REQUIREMENT: Reproduce the listing below character for character; drop every image.
** Start SOURCE DATA **
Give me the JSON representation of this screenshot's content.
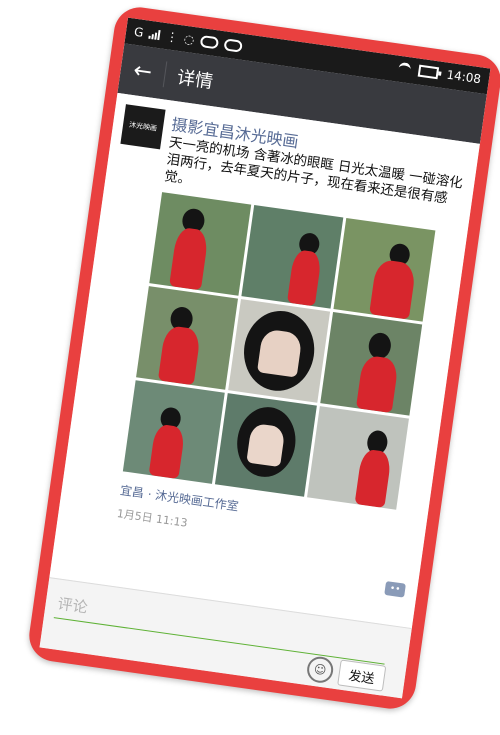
{
  "status_bar": {
    "carrier": "G",
    "time": "14:08"
  },
  "header": {
    "title": "详情"
  },
  "post": {
    "author": "摄影宜昌沐光映画",
    "avatar_text": "沐光映画",
    "text": "天一亮的机场 含著冰的眼眶 日光太温暖 一碰溶化泪两行，去年夏天的片子，现在看来还是很有感觉。",
    "location": "宜昌 · 沐光映画工作室",
    "time": "1月5日 11:13",
    "photos": [
      {
        "icon": "photo-red-dress"
      },
      {
        "icon": "photo-red-dress"
      },
      {
        "icon": "photo-red-dress"
      },
      {
        "icon": "photo-red-dress"
      },
      {
        "icon": "photo-portrait"
      },
      {
        "icon": "photo-red-dress"
      },
      {
        "icon": "photo-red-dress"
      },
      {
        "icon": "photo-portrait"
      },
      {
        "icon": "photo-red-dress"
      }
    ]
  },
  "comment_bar": {
    "placeholder": "评论",
    "send_label": "发送"
  },
  "colors": {
    "phone_frame": "#e9403f",
    "header_bg": "#393a3f",
    "link": "#576b95",
    "accent_green": "#5fb236"
  }
}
** End SOURCE DATA **
EXPECTED OUTPUT:
Give me the JSON representation of this screenshot's content.
{
  "status_bar": {
    "carrier": "G",
    "time": "14:08"
  },
  "header": {
    "title": "详情"
  },
  "post": {
    "author": "摄影宜昌沐光映画",
    "avatar_text": "沐光映画",
    "text": "天一亮的机场 含著冰的眼眶 日光太温暖 一碰溶化泪两行，去年夏天的片子，现在看来还是很有感觉。",
    "location": "宜昌 · 沐光映画工作室",
    "time": "1月5日 11:13",
    "photos": [
      {
        "icon": "photo-red-dress"
      },
      {
        "icon": "photo-red-dress"
      },
      {
        "icon": "photo-red-dress"
      },
      {
        "icon": "photo-red-dress"
      },
      {
        "icon": "photo-portrait"
      },
      {
        "icon": "photo-red-dress"
      },
      {
        "icon": "photo-red-dress"
      },
      {
        "icon": "photo-portrait"
      },
      {
        "icon": "photo-red-dress"
      }
    ]
  },
  "comment_bar": {
    "placeholder": "评论",
    "send_label": "发送"
  },
  "colors": {
    "phone_frame": "#e9403f",
    "header_bg": "#393a3f",
    "link": "#576b95",
    "accent_green": "#5fb236"
  }
}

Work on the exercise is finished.